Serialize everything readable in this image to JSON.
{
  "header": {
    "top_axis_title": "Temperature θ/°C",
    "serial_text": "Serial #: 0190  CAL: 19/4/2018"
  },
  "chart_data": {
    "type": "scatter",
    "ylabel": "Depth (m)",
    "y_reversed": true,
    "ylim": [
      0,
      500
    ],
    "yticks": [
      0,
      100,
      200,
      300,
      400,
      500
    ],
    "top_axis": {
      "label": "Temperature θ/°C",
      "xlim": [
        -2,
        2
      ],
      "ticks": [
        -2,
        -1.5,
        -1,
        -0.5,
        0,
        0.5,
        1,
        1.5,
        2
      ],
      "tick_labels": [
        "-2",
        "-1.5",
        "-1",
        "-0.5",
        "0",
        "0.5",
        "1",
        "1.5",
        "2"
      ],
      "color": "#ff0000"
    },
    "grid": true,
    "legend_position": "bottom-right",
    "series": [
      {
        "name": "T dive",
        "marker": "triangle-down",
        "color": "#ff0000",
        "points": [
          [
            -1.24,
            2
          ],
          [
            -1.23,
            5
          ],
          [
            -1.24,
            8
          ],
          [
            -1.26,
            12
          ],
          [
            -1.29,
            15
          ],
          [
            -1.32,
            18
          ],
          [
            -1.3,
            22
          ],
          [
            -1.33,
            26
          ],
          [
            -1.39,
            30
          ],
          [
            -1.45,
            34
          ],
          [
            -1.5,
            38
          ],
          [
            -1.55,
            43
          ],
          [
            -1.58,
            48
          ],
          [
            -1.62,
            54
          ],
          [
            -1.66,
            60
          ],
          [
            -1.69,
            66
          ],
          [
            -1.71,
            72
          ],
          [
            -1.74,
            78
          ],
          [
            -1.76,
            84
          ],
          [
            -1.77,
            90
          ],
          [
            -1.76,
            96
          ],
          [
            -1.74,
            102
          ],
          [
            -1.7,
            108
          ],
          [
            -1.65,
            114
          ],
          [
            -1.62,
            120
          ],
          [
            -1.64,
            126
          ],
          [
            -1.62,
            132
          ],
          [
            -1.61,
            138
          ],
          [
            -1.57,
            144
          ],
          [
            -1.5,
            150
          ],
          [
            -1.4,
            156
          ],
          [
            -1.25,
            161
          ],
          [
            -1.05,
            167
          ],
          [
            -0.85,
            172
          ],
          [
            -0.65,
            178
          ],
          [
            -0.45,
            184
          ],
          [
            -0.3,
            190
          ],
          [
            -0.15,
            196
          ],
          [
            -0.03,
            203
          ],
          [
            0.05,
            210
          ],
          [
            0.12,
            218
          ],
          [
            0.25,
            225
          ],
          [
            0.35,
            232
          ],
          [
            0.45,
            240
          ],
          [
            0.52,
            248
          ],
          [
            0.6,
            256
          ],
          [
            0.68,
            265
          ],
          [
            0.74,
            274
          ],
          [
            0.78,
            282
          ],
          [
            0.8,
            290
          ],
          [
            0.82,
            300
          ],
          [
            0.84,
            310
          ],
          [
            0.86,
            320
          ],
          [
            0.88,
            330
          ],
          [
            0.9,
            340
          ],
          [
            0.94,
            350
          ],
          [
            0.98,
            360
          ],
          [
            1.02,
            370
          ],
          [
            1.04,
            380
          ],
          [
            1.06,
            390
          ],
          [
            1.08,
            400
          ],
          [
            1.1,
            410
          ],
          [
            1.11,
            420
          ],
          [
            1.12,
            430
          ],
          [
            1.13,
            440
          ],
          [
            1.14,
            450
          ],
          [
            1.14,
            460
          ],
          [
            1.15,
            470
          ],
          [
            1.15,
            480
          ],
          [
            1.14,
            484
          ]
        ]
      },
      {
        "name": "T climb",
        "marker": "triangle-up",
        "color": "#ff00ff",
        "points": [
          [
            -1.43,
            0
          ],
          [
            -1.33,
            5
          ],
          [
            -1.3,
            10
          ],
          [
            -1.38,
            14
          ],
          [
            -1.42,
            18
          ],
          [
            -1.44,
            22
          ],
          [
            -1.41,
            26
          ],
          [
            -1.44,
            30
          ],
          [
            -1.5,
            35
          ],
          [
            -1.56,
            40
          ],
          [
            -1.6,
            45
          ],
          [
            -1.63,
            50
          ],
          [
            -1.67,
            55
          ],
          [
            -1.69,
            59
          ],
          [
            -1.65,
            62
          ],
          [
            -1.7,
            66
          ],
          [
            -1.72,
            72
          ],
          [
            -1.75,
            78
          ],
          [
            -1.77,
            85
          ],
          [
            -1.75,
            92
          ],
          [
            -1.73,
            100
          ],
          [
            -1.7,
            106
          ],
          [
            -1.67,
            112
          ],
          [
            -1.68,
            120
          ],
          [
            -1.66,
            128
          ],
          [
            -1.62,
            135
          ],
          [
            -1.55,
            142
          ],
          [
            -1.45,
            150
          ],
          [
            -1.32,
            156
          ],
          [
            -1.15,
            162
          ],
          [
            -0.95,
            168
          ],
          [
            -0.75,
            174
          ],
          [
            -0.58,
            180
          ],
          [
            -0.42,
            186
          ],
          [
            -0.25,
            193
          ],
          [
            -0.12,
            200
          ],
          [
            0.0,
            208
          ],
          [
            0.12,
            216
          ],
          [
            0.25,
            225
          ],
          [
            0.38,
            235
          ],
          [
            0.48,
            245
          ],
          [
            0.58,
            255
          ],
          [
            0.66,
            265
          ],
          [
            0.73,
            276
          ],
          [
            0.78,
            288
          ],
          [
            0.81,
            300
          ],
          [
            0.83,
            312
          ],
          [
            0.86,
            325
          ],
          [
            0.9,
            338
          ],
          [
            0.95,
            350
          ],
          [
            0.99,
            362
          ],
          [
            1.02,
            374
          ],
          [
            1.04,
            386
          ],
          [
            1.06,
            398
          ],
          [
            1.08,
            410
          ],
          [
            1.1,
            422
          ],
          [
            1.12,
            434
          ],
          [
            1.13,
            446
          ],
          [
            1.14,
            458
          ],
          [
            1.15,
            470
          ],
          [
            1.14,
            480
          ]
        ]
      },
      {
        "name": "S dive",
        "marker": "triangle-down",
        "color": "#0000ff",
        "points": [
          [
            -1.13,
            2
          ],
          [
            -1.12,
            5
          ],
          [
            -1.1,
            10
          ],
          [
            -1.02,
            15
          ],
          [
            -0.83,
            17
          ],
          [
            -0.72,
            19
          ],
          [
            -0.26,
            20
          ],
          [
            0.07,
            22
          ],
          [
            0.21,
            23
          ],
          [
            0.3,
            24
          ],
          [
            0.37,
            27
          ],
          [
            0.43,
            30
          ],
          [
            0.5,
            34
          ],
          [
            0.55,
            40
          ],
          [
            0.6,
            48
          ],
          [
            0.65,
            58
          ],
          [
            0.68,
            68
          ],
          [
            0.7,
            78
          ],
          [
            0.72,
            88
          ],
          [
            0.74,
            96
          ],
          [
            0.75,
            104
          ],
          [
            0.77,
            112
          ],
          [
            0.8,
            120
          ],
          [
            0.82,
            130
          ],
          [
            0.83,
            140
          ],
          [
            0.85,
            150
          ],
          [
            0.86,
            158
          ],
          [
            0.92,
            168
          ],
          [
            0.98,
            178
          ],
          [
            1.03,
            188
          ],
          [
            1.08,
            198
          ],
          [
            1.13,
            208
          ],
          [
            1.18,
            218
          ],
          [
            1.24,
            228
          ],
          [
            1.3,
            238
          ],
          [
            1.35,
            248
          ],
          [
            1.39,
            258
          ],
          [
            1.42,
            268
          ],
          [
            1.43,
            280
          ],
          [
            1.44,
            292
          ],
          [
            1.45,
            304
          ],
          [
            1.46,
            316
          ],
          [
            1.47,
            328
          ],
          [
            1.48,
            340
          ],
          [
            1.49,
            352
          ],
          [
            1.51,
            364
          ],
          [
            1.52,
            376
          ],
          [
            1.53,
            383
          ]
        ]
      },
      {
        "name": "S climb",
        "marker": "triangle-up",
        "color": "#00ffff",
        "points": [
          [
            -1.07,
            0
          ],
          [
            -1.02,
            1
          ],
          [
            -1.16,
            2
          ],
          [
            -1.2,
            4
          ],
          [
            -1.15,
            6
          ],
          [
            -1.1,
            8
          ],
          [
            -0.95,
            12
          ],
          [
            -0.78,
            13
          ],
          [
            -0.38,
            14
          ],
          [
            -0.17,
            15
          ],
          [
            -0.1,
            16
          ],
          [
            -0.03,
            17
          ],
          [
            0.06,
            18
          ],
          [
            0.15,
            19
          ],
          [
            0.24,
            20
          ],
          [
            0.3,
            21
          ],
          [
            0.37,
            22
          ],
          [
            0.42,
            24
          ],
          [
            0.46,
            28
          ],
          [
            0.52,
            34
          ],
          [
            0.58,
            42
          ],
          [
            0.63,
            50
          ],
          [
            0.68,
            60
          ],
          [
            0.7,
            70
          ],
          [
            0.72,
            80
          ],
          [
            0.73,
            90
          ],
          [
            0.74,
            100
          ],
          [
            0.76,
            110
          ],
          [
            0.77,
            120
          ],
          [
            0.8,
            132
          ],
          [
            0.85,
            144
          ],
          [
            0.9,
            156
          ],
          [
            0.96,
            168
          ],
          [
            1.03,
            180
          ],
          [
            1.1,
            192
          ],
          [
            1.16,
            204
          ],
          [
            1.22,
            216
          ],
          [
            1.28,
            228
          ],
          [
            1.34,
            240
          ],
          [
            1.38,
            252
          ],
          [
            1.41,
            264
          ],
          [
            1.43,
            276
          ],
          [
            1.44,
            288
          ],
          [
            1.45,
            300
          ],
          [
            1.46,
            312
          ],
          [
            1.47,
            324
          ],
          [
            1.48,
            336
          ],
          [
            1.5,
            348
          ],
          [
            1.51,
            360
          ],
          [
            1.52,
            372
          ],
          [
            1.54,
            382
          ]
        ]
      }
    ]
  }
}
········
WORK TO DO. Copy out each line of the records that holds the string "Temperature".

TASK OUTPUT.
    "top_axis_title": "Temperature θ/°C",
      "label": "Temperature θ/°C",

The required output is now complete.